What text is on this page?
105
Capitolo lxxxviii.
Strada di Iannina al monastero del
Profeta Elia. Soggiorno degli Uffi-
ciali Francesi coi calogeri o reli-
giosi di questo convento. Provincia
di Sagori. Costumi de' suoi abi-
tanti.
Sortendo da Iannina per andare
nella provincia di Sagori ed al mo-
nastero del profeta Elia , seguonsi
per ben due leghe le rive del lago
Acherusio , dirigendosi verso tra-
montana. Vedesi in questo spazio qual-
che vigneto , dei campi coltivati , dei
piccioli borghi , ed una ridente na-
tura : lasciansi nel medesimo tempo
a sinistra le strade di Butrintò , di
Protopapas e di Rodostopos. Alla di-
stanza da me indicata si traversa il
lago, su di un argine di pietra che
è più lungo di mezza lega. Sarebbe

######

[WRITTEN REQUEST] Output each record exactly, leaving nothing out.

[RESULT FOR THIS EXERCISE]
What text is on this page?
105
Capitolo lxxxviii.
Strada di Iannina al monastero del
Profeta Elia. Soggiorno degli Uffi-
ciali Francesi coi calogeri o reli-
giosi di questo convento. Provincia
di Sagori. Costumi de' suoi abi-
tanti.
Sortendo da Iannina per andare
nella provincia di Sagori ed al mo-
nastero del profeta Elia , seguonsi
per ben due leghe le rive del lago
Acherusio , dirigendosi verso tra-
montana. Vedesi in questo spazio qual-
che vigneto , dei campi coltivati , dei
piccioli borghi , ed una ridente na-
tura : lasciansi nel medesimo tempo
a sinistra le strade di Butrintò , di
Protopapas e di Rodostopos. Alla di-
stanza da me indicata si traversa il
lago, su di un argine di pietra che
è più lungo di mezza lega. Sarebbe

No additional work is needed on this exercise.